(Data items)

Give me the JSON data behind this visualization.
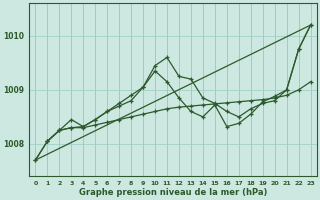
{
  "title": "Graphe pression niveau de la mer (hPa)",
  "bg_color": "#cce8e0",
  "grid_color_h": "#a8d4cc",
  "grid_color_v": "#f0a8a8",
  "line_color": "#2d5a2d",
  "xlim": [
    -0.5,
    23.5
  ],
  "ylim": [
    1007.4,
    1010.6
  ],
  "yticks": [
    1008,
    1009,
    1010
  ],
  "xticks": [
    0,
    1,
    2,
    3,
    4,
    5,
    6,
    7,
    8,
    9,
    10,
    11,
    12,
    13,
    14,
    15,
    16,
    17,
    18,
    19,
    20,
    21,
    22,
    23
  ],
  "series": [
    {
      "x": [
        0,
        1,
        2,
        3,
        4,
        5,
        6,
        7,
        8,
        9,
        10,
        11,
        12,
        13,
        14,
        15,
        16,
        17,
        18,
        19,
        20,
        21,
        22,
        23
      ],
      "y": [
        1007.7,
        1008.05,
        1008.25,
        1008.3,
        1008.3,
        1008.35,
        1008.4,
        1008.45,
        1008.5,
        1008.55,
        1008.6,
        1008.65,
        1008.68,
        1008.7,
        1008.72,
        1008.74,
        1008.76,
        1008.78,
        1008.8,
        1008.82,
        1008.85,
        1008.9,
        1009.0,
        1009.15
      ]
    },
    {
      "x": [
        0,
        23
      ],
      "y": [
        1007.7,
        1010.2
      ]
    },
    {
      "x": [
        0,
        1,
        2,
        3,
        4,
        5,
        6,
        7,
        8,
        9,
        10,
        11,
        12,
        13,
        14,
        15,
        16,
        17,
        18,
        19,
        20,
        21,
        22,
        23
      ],
      "y": [
        1007.7,
        1008.05,
        1008.25,
        1008.3,
        1008.32,
        1008.45,
        1008.6,
        1008.75,
        1008.9,
        1009.05,
        1009.45,
        1009.6,
        1009.25,
        1009.2,
        1008.85,
        1008.75,
        1008.6,
        1008.5,
        1008.65,
        1008.75,
        1008.8,
        1009.0,
        1009.75,
        1010.2
      ]
    },
    {
      "x": [
        1,
        2,
        3,
        4,
        5,
        6,
        7,
        8,
        9,
        10,
        11,
        12,
        13,
        14,
        15,
        16,
        17,
        18,
        19,
        20,
        21,
        22,
        23
      ],
      "y": [
        1008.05,
        1008.25,
        1008.45,
        1008.32,
        1008.45,
        1008.6,
        1008.7,
        1008.8,
        1009.05,
        1009.35,
        1009.15,
        1008.85,
        1008.6,
        1008.5,
        1008.72,
        1008.32,
        1008.38,
        1008.55,
        1008.78,
        1008.88,
        1009.0,
        1009.75,
        1010.2
      ]
    }
  ]
}
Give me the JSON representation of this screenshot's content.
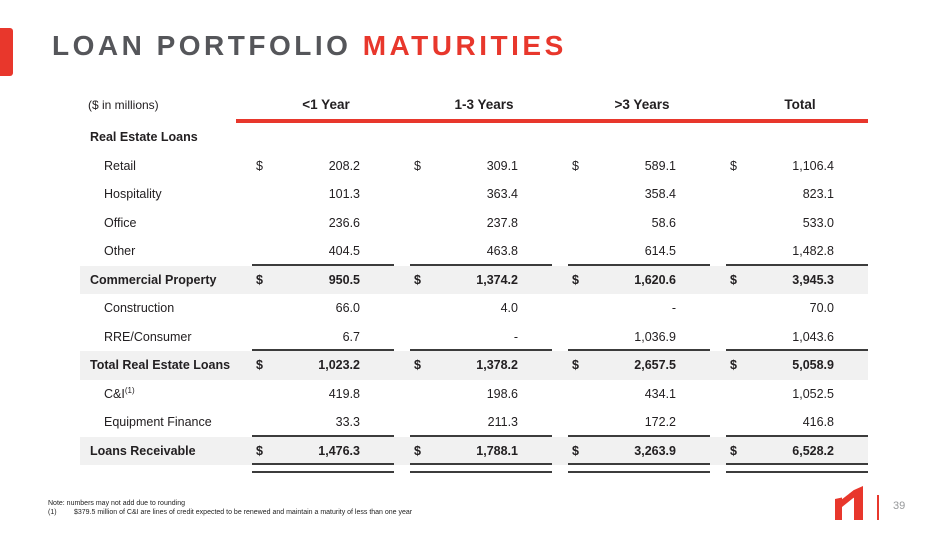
{
  "header": {
    "title_primary": "LOAN PORTFOLIO ",
    "title_accent": "MATURITIES"
  },
  "table": {
    "unit_label": "($ in millions)",
    "currency_symbol": "$",
    "columns": [
      "<1 Year",
      "1-3 Years",
      ">3 Years",
      "Total"
    ],
    "rows": [
      {
        "label": "Real Estate Loans",
        "type": "section"
      },
      {
        "label": "Retail",
        "type": "item",
        "dollar": true,
        "values": [
          "208.2",
          "309.1",
          "589.1",
          "1,106.4"
        ]
      },
      {
        "label": "Hospitality",
        "type": "item",
        "values": [
          "101.3",
          "363.4",
          "358.4",
          "823.1"
        ]
      },
      {
        "label": "Office",
        "type": "item",
        "values": [
          "236.6",
          "237.8",
          "58.6",
          "533.0"
        ]
      },
      {
        "label": "Other",
        "type": "item",
        "values": [
          "404.5",
          "463.8",
          "614.5",
          "1,482.8"
        ]
      },
      {
        "label": "Commercial Property",
        "type": "subtotal",
        "dollar": true,
        "values": [
          "950.5",
          "1,374.2",
          "1,620.6",
          "3,945.3"
        ]
      },
      {
        "label": "Construction",
        "type": "item",
        "values": [
          "66.0",
          "4.0",
          "-",
          "70.0"
        ]
      },
      {
        "label": "RRE/Consumer",
        "type": "item",
        "values": [
          "6.7",
          "-",
          "1,036.9",
          "1,043.6"
        ]
      },
      {
        "label": "Total Real Estate Loans",
        "type": "subtotal",
        "dollar": true,
        "values": [
          "1,023.2",
          "1,378.2",
          "2,657.5",
          "5,058.9"
        ]
      },
      {
        "label": "C&I",
        "sup": "(1)",
        "type": "item",
        "values": [
          "419.8",
          "198.6",
          "434.1",
          "1,052.5"
        ]
      },
      {
        "label": "Equipment Finance",
        "type": "item",
        "values": [
          "33.3",
          "211.3",
          "172.2",
          "416.8"
        ]
      },
      {
        "label": "Loans Receivable",
        "type": "total",
        "dollar": true,
        "values": [
          "1,476.3",
          "1,788.1",
          "3,263.9",
          "6,528.2"
        ]
      }
    ]
  },
  "footnotes": {
    "note": "Note: numbers may not add due to rounding",
    "item1_marker": "(1)",
    "item1_text": "$379.5 million of C&I are lines of credit expected to be renewed and maintain a maturity of less than one year"
  },
  "footer": {
    "page_number": "39"
  },
  "colors": {
    "accent_red": "#E8372C",
    "title_gray": "#55565A",
    "text_dark": "#232022",
    "row_band": "#F1F1F1",
    "rule_dark": "#3C3C3C",
    "page_num_gray": "#97999B"
  }
}
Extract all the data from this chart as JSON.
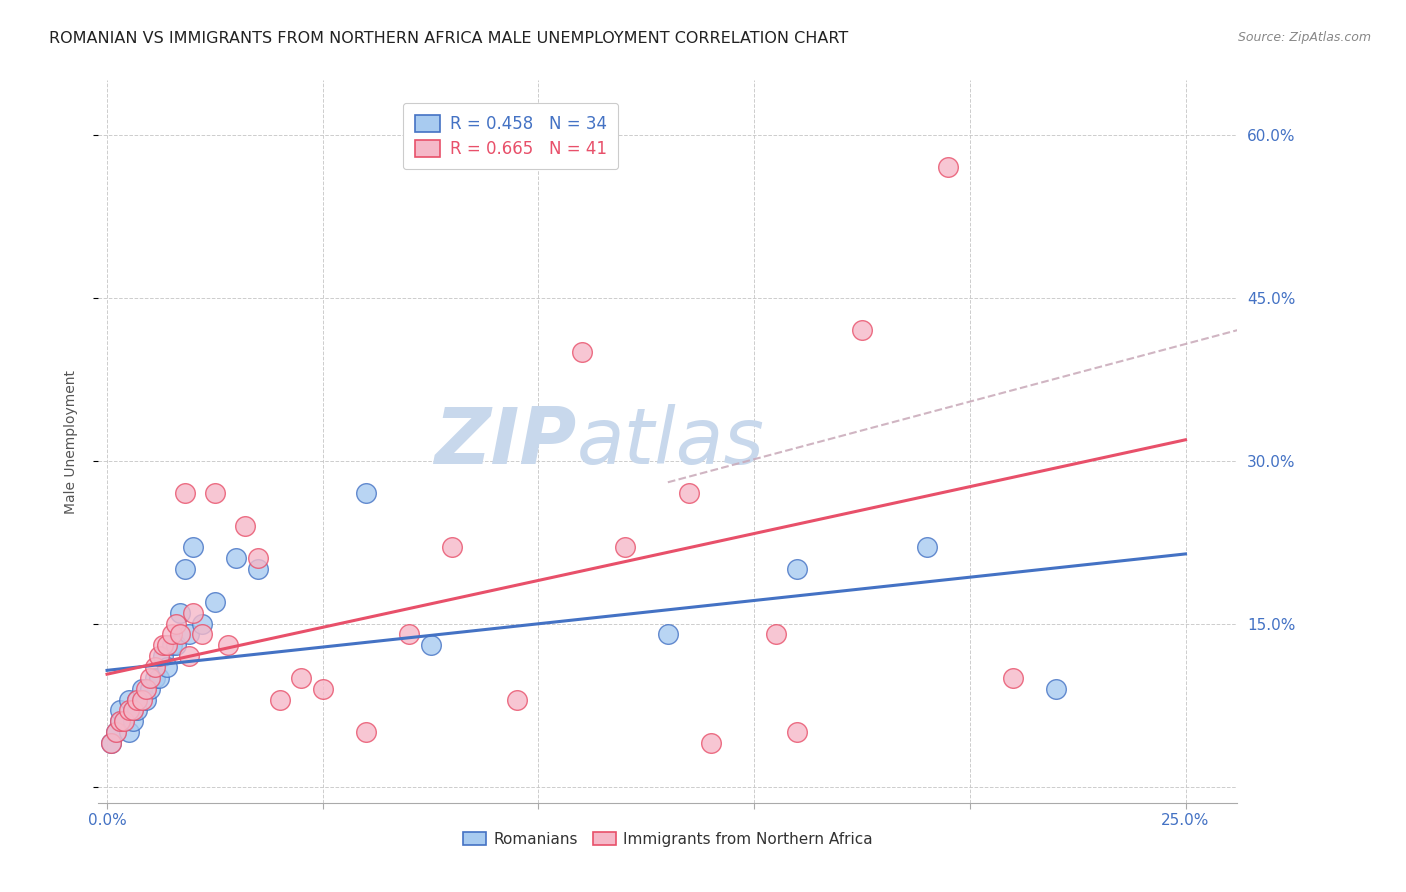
{
  "title": "ROMANIAN VS IMMIGRANTS FROM NORTHERN AFRICA MALE UNEMPLOYMENT CORRELATION CHART",
  "source": "Source: ZipAtlas.com",
  "ylabel": "Male Unemployment",
  "x_ticks": [
    0.0,
    0.05,
    0.1,
    0.15,
    0.2,
    0.25
  ],
  "x_tick_labels": [
    "0.0%",
    "",
    "",
    "",
    "",
    "25.0%"
  ],
  "y_ticks": [
    0.0,
    0.15,
    0.3,
    0.45,
    0.6
  ],
  "y_tick_labels_right": [
    "",
    "15.0%",
    "30.0%",
    "45.0%",
    "60.0%"
  ],
  "xlim": [
    -0.002,
    0.262
  ],
  "ylim": [
    -0.015,
    0.65
  ],
  "title_fontsize": 11.5,
  "axis_label_fontsize": 10,
  "tick_fontsize": 11,
  "legend_R1": "R = 0.458",
  "legend_N1": "N = 34",
  "legend_R2": "R = 0.665",
  "legend_N2": "N = 41",
  "color_romanian": "#A8CBF0",
  "color_nafr": "#F5B8C8",
  "color_romanian_line": "#4472C4",
  "color_nafr_line": "#E8506A",
  "color_dashed_line": "#C8A8B8",
  "background_color": "#FFFFFF",
  "watermark_zip": "ZIP",
  "watermark_atlas": "atlas",
  "watermark_color": "#C8D8EC",
  "romanian_x": [
    0.001,
    0.002,
    0.003,
    0.003,
    0.004,
    0.005,
    0.005,
    0.006,
    0.006,
    0.007,
    0.007,
    0.008,
    0.009,
    0.01,
    0.011,
    0.012,
    0.013,
    0.014,
    0.015,
    0.016,
    0.017,
    0.018,
    0.019,
    0.02,
    0.022,
    0.025,
    0.03,
    0.035,
    0.06,
    0.075,
    0.13,
    0.16,
    0.19,
    0.22
  ],
  "romanian_y": [
    0.04,
    0.05,
    0.06,
    0.07,
    0.06,
    0.05,
    0.08,
    0.06,
    0.07,
    0.07,
    0.08,
    0.09,
    0.08,
    0.09,
    0.1,
    0.1,
    0.12,
    0.11,
    0.13,
    0.13,
    0.16,
    0.2,
    0.14,
    0.22,
    0.15,
    0.17,
    0.21,
    0.2,
    0.27,
    0.13,
    0.14,
    0.2,
    0.22,
    0.09
  ],
  "nafr_x": [
    0.001,
    0.002,
    0.003,
    0.004,
    0.005,
    0.006,
    0.007,
    0.008,
    0.009,
    0.01,
    0.011,
    0.012,
    0.013,
    0.014,
    0.015,
    0.016,
    0.017,
    0.018,
    0.019,
    0.02,
    0.022,
    0.025,
    0.028,
    0.032,
    0.035,
    0.04,
    0.045,
    0.05,
    0.06,
    0.07,
    0.08,
    0.095,
    0.11,
    0.12,
    0.135,
    0.14,
    0.155,
    0.16,
    0.175,
    0.195,
    0.21
  ],
  "nafr_y": [
    0.04,
    0.05,
    0.06,
    0.06,
    0.07,
    0.07,
    0.08,
    0.08,
    0.09,
    0.1,
    0.11,
    0.12,
    0.13,
    0.13,
    0.14,
    0.15,
    0.14,
    0.27,
    0.12,
    0.16,
    0.14,
    0.27,
    0.13,
    0.24,
    0.21,
    0.08,
    0.1,
    0.09,
    0.05,
    0.14,
    0.22,
    0.08,
    0.4,
    0.22,
    0.27,
    0.04,
    0.14,
    0.05,
    0.42,
    0.57,
    0.1
  ]
}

→ **Problem to work on**
Find all lines where the word "Real" appears. Copy them.

→ **The answer**
        "label": "Real Estate Loans",
        "label": "Total Real Estate Loans",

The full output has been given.